▶ Your instructions
Locate each line below that includes "JSON" and reproduce it.

— Begin Records for the task —

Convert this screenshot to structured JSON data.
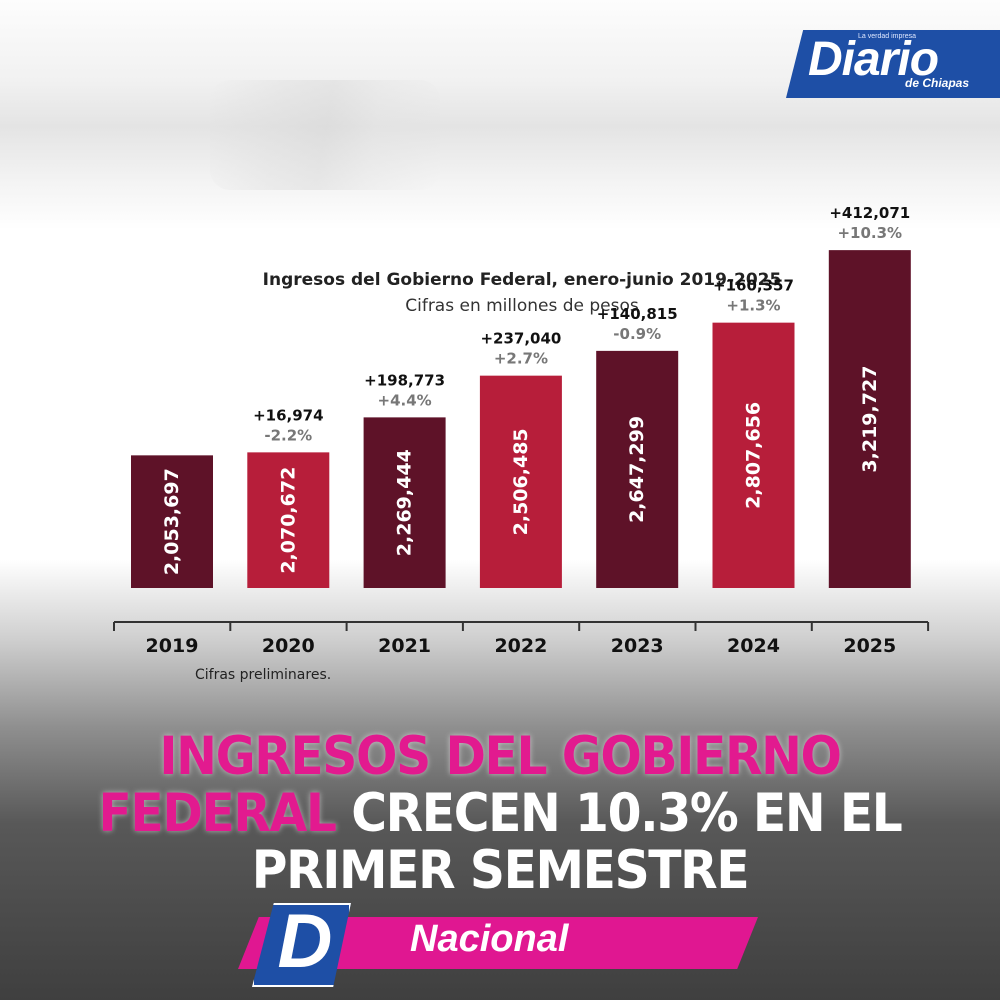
{
  "brand": {
    "tagline": "La verdad impresa",
    "name": "Diario",
    "sub": "de Chiapas"
  },
  "chart_data": {
    "type": "bar",
    "title": "Ingresos del Gobierno Federal, enero-junio 2019-2025",
    "subtitle": "Cifras en millones de pesos",
    "categories": [
      "2019",
      "2020",
      "2021",
      "2022",
      "2023",
      "2024",
      "2025"
    ],
    "values": [
      2053697,
      2070672,
      2269444,
      2506485,
      2647299,
      2807656,
      3219727
    ],
    "value_labels": [
      "2,053,697",
      "2,070,672",
      "2,269,444",
      "2,506,485",
      "2,647,299",
      "2,807,656",
      "3,219,727"
    ],
    "change_abs": [
      "",
      "+16,974",
      "+198,773",
      "+237,040",
      "+140,815",
      "+160,357",
      "+412,071"
    ],
    "change_pct": [
      "",
      "-2.2%",
      "+4.4%",
      "+2.7%",
      "-0.9%",
      "+1.3%",
      "+10.3%"
    ],
    "colors": [
      "#5e1228",
      "#b71e3a",
      "#5e1228",
      "#b71e3a",
      "#5e1228",
      "#b71e3a",
      "#5e1228"
    ],
    "note": "Cifras preliminares."
  },
  "headline": {
    "pink": "INGRESOS DEL GOBIERNO FEDERAL",
    "white": "CRECEN 10.3% EN EL PRIMER SEMESTRE"
  },
  "section": {
    "icon_letter": "D",
    "label": "Nacional"
  }
}
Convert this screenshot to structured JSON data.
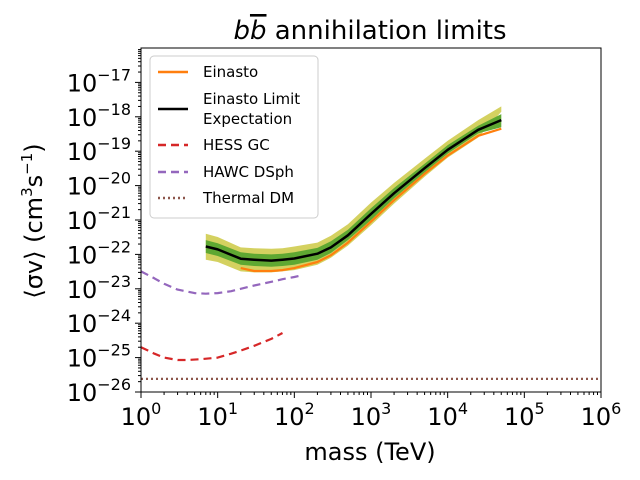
{
  "chart_data": {
    "type": "line",
    "title_main": "b",
    "title_bar": "b",
    "title_rest": " annihilation limits",
    "xlabel": "mass (TeV)",
    "ylabel_parts": {
      "left": "⟨σv⟩ (cm",
      "sup1": "3",
      "mid": "s",
      "sup2": "−1",
      "right": ")"
    },
    "x_scale": "log",
    "y_scale": "log",
    "xlim": [
      1,
      1000000
    ],
    "ylim": [
      1e-26,
      1e-16
    ],
    "x_ticks": [
      {
        "value": 1,
        "mant": "10",
        "exp": "0"
      },
      {
        "value": 10,
        "mant": "10",
        "exp": "1"
      },
      {
        "value": 100,
        "mant": "10",
        "exp": "2"
      },
      {
        "value": 1000,
        "mant": "10",
        "exp": "3"
      },
      {
        "value": 10000,
        "mant": "10",
        "exp": "4"
      },
      {
        "value": 100000,
        "mant": "10",
        "exp": "5"
      },
      {
        "value": 1000000,
        "mant": "10",
        "exp": "6"
      }
    ],
    "y_ticks": [
      {
        "value": 1e-26,
        "mant": "10",
        "exp": "−26"
      },
      {
        "value": 1e-25,
        "mant": "10",
        "exp": "−25"
      },
      {
        "value": 1e-24,
        "mant": "10",
        "exp": "−24"
      },
      {
        "value": 1e-23,
        "mant": "10",
        "exp": "−23"
      },
      {
        "value": 1e-22,
        "mant": "10",
        "exp": "−22"
      },
      {
        "value": 1e-21,
        "mant": "10",
        "exp": "−21"
      },
      {
        "value": 1e-20,
        "mant": "10",
        "exp": "−20"
      },
      {
        "value": 1e-19,
        "mant": "10",
        "exp": "−19"
      },
      {
        "value": 1e-18,
        "mant": "10",
        "exp": "−18"
      },
      {
        "value": 1e-17,
        "mant": "10",
        "exp": "−17"
      }
    ],
    "legend_position": "top-left",
    "bands": [
      {
        "name": "2-sigma",
        "color": "#d4d160",
        "x": [
          7,
          10,
          20,
          30,
          50,
          70,
          100,
          200,
          300,
          500,
          1000,
          2000,
          5000,
          10000,
          25000,
          50000
        ],
        "lower": [
          7e-23,
          6e-23,
          3.2e-23,
          3e-23,
          3e-23,
          3.2e-23,
          3.5e-23,
          5e-23,
          8e-23,
          1.8e-22,
          7e-22,
          3e-21,
          1.8e-20,
          6.5e-20,
          2.5e-19,
          1.4e-18
        ],
        "upper": [
          4e-22,
          3.2e-22,
          1.6e-22,
          1.5e-22,
          1.45e-22,
          1.5e-22,
          1.7e-22,
          2.2e-22,
          3.5e-22,
          7.5e-22,
          3.2e-21,
          1.2e-20,
          6e-20,
          2e-19,
          8e-19,
          2e-18
        ]
      },
      {
        "name": "1-sigma",
        "color": "#5fa832",
        "x": [
          7,
          10,
          20,
          30,
          50,
          70,
          100,
          200,
          300,
          500,
          1000,
          2000,
          5000,
          10000,
          25000,
          50000
        ],
        "lower": [
          1.1e-22,
          9e-23,
          5e-23,
          4.6e-23,
          4.4e-23,
          4.6e-23,
          5e-23,
          7e-23,
          1.1e-22,
          2.6e-22,
          1e-21,
          4.3e-21,
          2.4e-20,
          8.5e-20,
          3.3e-19,
          5e-19
        ],
        "upper": [
          2.6e-22,
          2.1e-22,
          1.15e-22,
          1.05e-22,
          1e-22,
          1.05e-22,
          1.15e-22,
          1.55e-22,
          2.4e-22,
          5.2e-22,
          2.2e-21,
          8.5e-21,
          4.3e-20,
          1.5e-19,
          5.5e-19,
          1.2e-18
        ]
      }
    ],
    "series": [
      {
        "name": "Einasto",
        "color": "#ff7f0e",
        "dash": "",
        "x": [
          20,
          30,
          50,
          70,
          100,
          200,
          300,
          500,
          1000,
          2000,
          5000,
          10000,
          25000,
          50000
        ],
        "y": [
          4e-23,
          3.3e-23,
          3.3e-23,
          3.5e-23,
          4e-23,
          6e-23,
          9.5e-23,
          2.2e-22,
          9e-22,
          3.8e-21,
          2.2e-20,
          7.5e-20,
          2.8e-19,
          4.5e-19
        ]
      },
      {
        "name": "Einasto Limit Expectation",
        "name_lines": [
          "Einasto Limit",
          "Expectation"
        ],
        "color": "#000000",
        "dash": "",
        "x": [
          7,
          10,
          20,
          30,
          50,
          70,
          100,
          200,
          300,
          500,
          1000,
          2000,
          5000,
          10000,
          25000,
          50000
        ],
        "y": [
          1.7e-22,
          1.4e-22,
          7.5e-23,
          7e-23,
          6.6e-23,
          7e-23,
          7.6e-23,
          1.05e-22,
          1.6e-22,
          3.6e-22,
          1.5e-21,
          6e-21,
          3.2e-20,
          1.1e-19,
          4.2e-19,
          8e-19
        ]
      },
      {
        "name": "HESS GC",
        "color": "#d62728",
        "dash": "8,5",
        "x": [
          1,
          1.5,
          2,
          3,
          4,
          6,
          10,
          15,
          20,
          30,
          50,
          70
        ],
        "y": [
          2e-25,
          1.3e-25,
          1e-25,
          8.5e-26,
          8.5e-26,
          9e-26,
          1e-25,
          1.3e-25,
          1.6e-25,
          2.2e-25,
          3.5e-25,
          5.2e-25
        ]
      },
      {
        "name": "HAWC DSph",
        "color": "#9467bd",
        "dash": "8,5",
        "x": [
          1,
          1.5,
          2,
          3,
          5,
          7,
          10,
          15,
          20,
          30,
          50,
          70,
          100,
          120
        ],
        "y": [
          3.2e-23,
          2e-23,
          1.4e-23,
          9.5e-24,
          7.5e-24,
          7.2e-24,
          7.5e-24,
          8.5e-24,
          1e-23,
          1.25e-23,
          1.6e-23,
          1.9e-23,
          2.2e-23,
          2.4e-23
        ]
      },
      {
        "name": "Thermal DM",
        "color": "#8c564b",
        "dash": "2,3",
        "x": [
          1,
          1000000
        ],
        "y": [
          2.4e-26,
          2.4e-26
        ]
      }
    ]
  }
}
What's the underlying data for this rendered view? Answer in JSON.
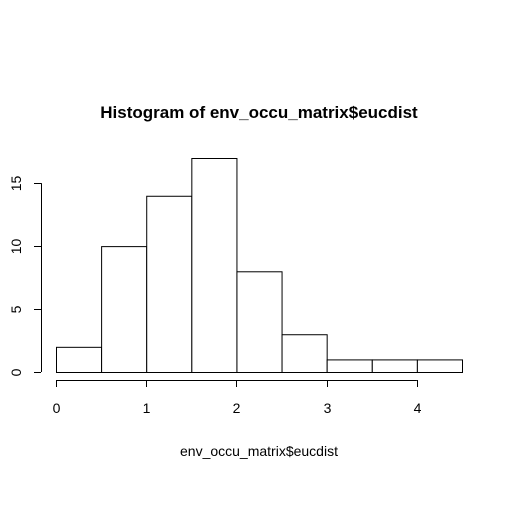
{
  "chart_data": {
    "type": "bar",
    "title": "Histogram of env_occu_matrix$eucdist",
    "xlabel": "env_occu_matrix$eucdist",
    "ylabel": "",
    "bins": [
      {
        "from": 0.0,
        "to": 0.5,
        "count": 2
      },
      {
        "from": 0.5,
        "to": 1.0,
        "count": 10
      },
      {
        "from": 1.0,
        "to": 1.5,
        "count": 14
      },
      {
        "from": 1.5,
        "to": 2.0,
        "count": 17
      },
      {
        "from": 2.0,
        "to": 2.5,
        "count": 8
      },
      {
        "from": 2.5,
        "to": 3.0,
        "count": 3
      },
      {
        "from": 3.0,
        "to": 3.5,
        "count": 1
      },
      {
        "from": 3.5,
        "to": 4.0,
        "count": 1
      },
      {
        "from": 4.0,
        "to": 4.5,
        "count": 1
      }
    ],
    "xlim": [
      0,
      4.5
    ],
    "ylim": [
      0,
      17
    ],
    "x_ticks": [
      0,
      1,
      2,
      3,
      4
    ],
    "y_ticks": [
      0,
      5,
      10,
      15
    ],
    "x_tick_labels": [
      "0",
      "1",
      "2",
      "3",
      "4"
    ],
    "y_tick_labels": [
      "0",
      "5",
      "10",
      "15"
    ],
    "grid": false,
    "bar_fill": "#ffffff",
    "bar_stroke": "#000000"
  }
}
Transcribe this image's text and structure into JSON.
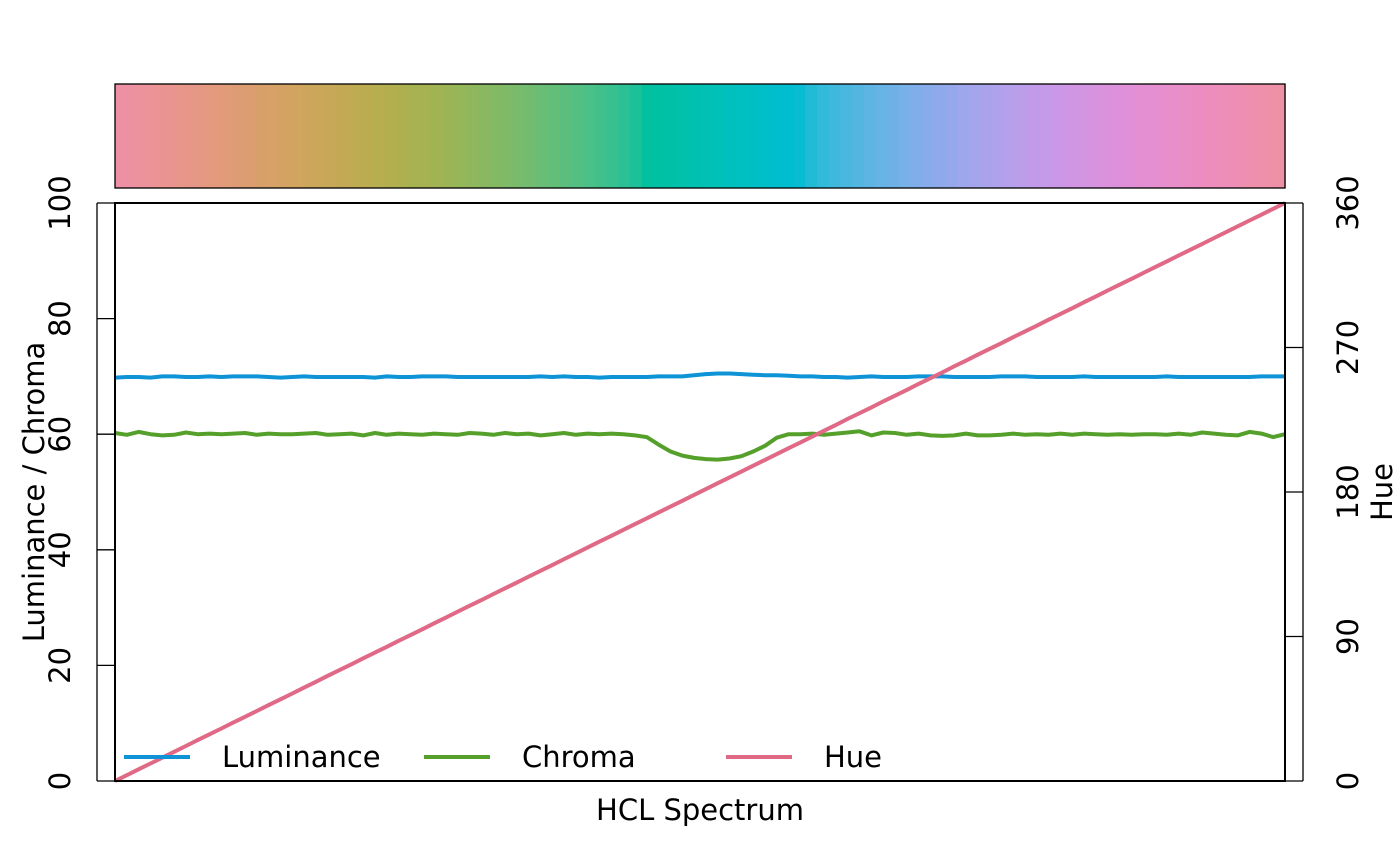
{
  "chart_data": {
    "type": "line",
    "xlabel": "HCL Spectrum",
    "ylabel_left": "Luminance / Chroma",
    "ylabel_right": "Hue",
    "ylim_left": [
      0,
      100
    ],
    "ylim_right": [
      0,
      360
    ],
    "yticks_left": [
      "0",
      "20",
      "40",
      "60",
      "80",
      "100"
    ],
    "yticks_right": [
      "0",
      "90",
      "180",
      "270",
      "360"
    ],
    "grid": false,
    "legend_position": "bottom-left",
    "x_count": 100,
    "series": [
      {
        "name": "Luminance",
        "axis": "left",
        "color": "#0e93d6",
        "values": [
          69.8,
          69.9,
          69.9,
          69.8,
          70.0,
          70.0,
          69.9,
          69.9,
          70.0,
          69.9,
          70.0,
          70.0,
          70.0,
          69.9,
          69.8,
          69.9,
          70.0,
          69.9,
          69.9,
          69.9,
          69.9,
          69.9,
          69.8,
          70.0,
          69.9,
          69.9,
          70.0,
          70.0,
          70.0,
          69.9,
          69.9,
          69.9,
          69.9,
          69.9,
          69.9,
          69.9,
          70.0,
          69.9,
          70.0,
          69.9,
          69.9,
          69.8,
          69.9,
          69.9,
          69.9,
          69.9,
          70.0,
          70.0,
          70.0,
          70.2,
          70.4,
          70.5,
          70.5,
          70.4,
          70.3,
          70.2,
          70.2,
          70.1,
          70.0,
          70.0,
          69.9,
          69.9,
          69.8,
          69.9,
          70.0,
          69.9,
          69.9,
          69.9,
          70.0,
          70.0,
          70.0,
          69.9,
          69.9,
          69.9,
          69.9,
          70.0,
          70.0,
          70.0,
          69.9,
          69.9,
          69.9,
          69.9,
          70.0,
          69.9,
          69.9,
          69.9,
          69.9,
          69.9,
          69.9,
          70.0,
          69.9,
          69.9,
          69.9,
          69.9,
          69.9,
          69.9,
          69.9,
          70.0,
          70.0,
          70.0
        ]
      },
      {
        "name": "Chroma",
        "axis": "left",
        "color": "#55a02a",
        "values": [
          60.2,
          59.9,
          60.4,
          60.0,
          59.8,
          59.9,
          60.3,
          60.0,
          60.1,
          60.0,
          60.1,
          60.2,
          59.9,
          60.1,
          60.0,
          60.0,
          60.1,
          60.2,
          59.9,
          60.0,
          60.1,
          59.8,
          60.2,
          59.9,
          60.1,
          60.0,
          59.9,
          60.1,
          60.0,
          59.9,
          60.2,
          60.1,
          59.9,
          60.2,
          60.0,
          60.1,
          59.8,
          60.0,
          60.2,
          59.9,
          60.1,
          60.0,
          60.1,
          60.0,
          59.8,
          59.5,
          58.2,
          57.0,
          56.3,
          55.9,
          55.7,
          55.6,
          55.8,
          56.2,
          57.0,
          58.0,
          59.4,
          60.0,
          60.0,
          60.1,
          59.9,
          60.1,
          60.3,
          60.5,
          59.8,
          60.3,
          60.2,
          59.9,
          60.1,
          59.8,
          59.7,
          59.8,
          60.1,
          59.8,
          59.8,
          59.9,
          60.1,
          59.9,
          60.0,
          59.9,
          60.1,
          59.9,
          60.1,
          60.0,
          59.9,
          60.0,
          59.9,
          60.0,
          60.0,
          59.9,
          60.1,
          59.9,
          60.3,
          60.1,
          59.9,
          59.8,
          60.4,
          60.1,
          59.5,
          60.0
        ]
      },
      {
        "name": "Hue",
        "axis": "right",
        "color": "#e06a86",
        "values": [
          0,
          3.6,
          7.3,
          10.9,
          14.5,
          18.2,
          21.8,
          25.5,
          29.1,
          32.7,
          36.4,
          40.0,
          43.6,
          47.3,
          50.9,
          54.5,
          58.2,
          61.8,
          65.5,
          69.1,
          72.7,
          76.4,
          80.0,
          83.6,
          87.3,
          90.9,
          94.5,
          98.2,
          101.8,
          105.5,
          109.1,
          112.7,
          116.4,
          120.0,
          123.6,
          127.3,
          130.9,
          134.5,
          138.2,
          141.8,
          145.5,
          149.1,
          152.7,
          156.4,
          160.0,
          163.6,
          167.3,
          170.9,
          174.5,
          178.2,
          181.8,
          185.5,
          189.1,
          192.7,
          196.4,
          200.0,
          203.6,
          207.3,
          210.9,
          214.5,
          218.2,
          221.8,
          225.5,
          229.1,
          232.7,
          236.4,
          240.0,
          243.6,
          247.3,
          250.9,
          254.5,
          258.2,
          261.8,
          265.5,
          269.1,
          272.7,
          276.4,
          280.0,
          283.6,
          287.3,
          290.9,
          294.5,
          298.2,
          301.8,
          305.5,
          309.1,
          312.7,
          316.4,
          320.0,
          323.6,
          327.3,
          330.9,
          334.5,
          338.2,
          341.8,
          345.5,
          349.1,
          352.7,
          356.4,
          360.0
        ]
      }
    ],
    "swatch": {
      "luminance": 70,
      "chroma": 60,
      "hue_start": 0,
      "hue_end": 360,
      "count": 100
    }
  }
}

— End Records for the task —

▶ Task solution
Convert this screenshot to structured JSON data.
Convert this screenshot to structured JSON data.
What's the underlying data for this rendered view? Answer in JSON.
Transcribe this image's text and structure into JSON.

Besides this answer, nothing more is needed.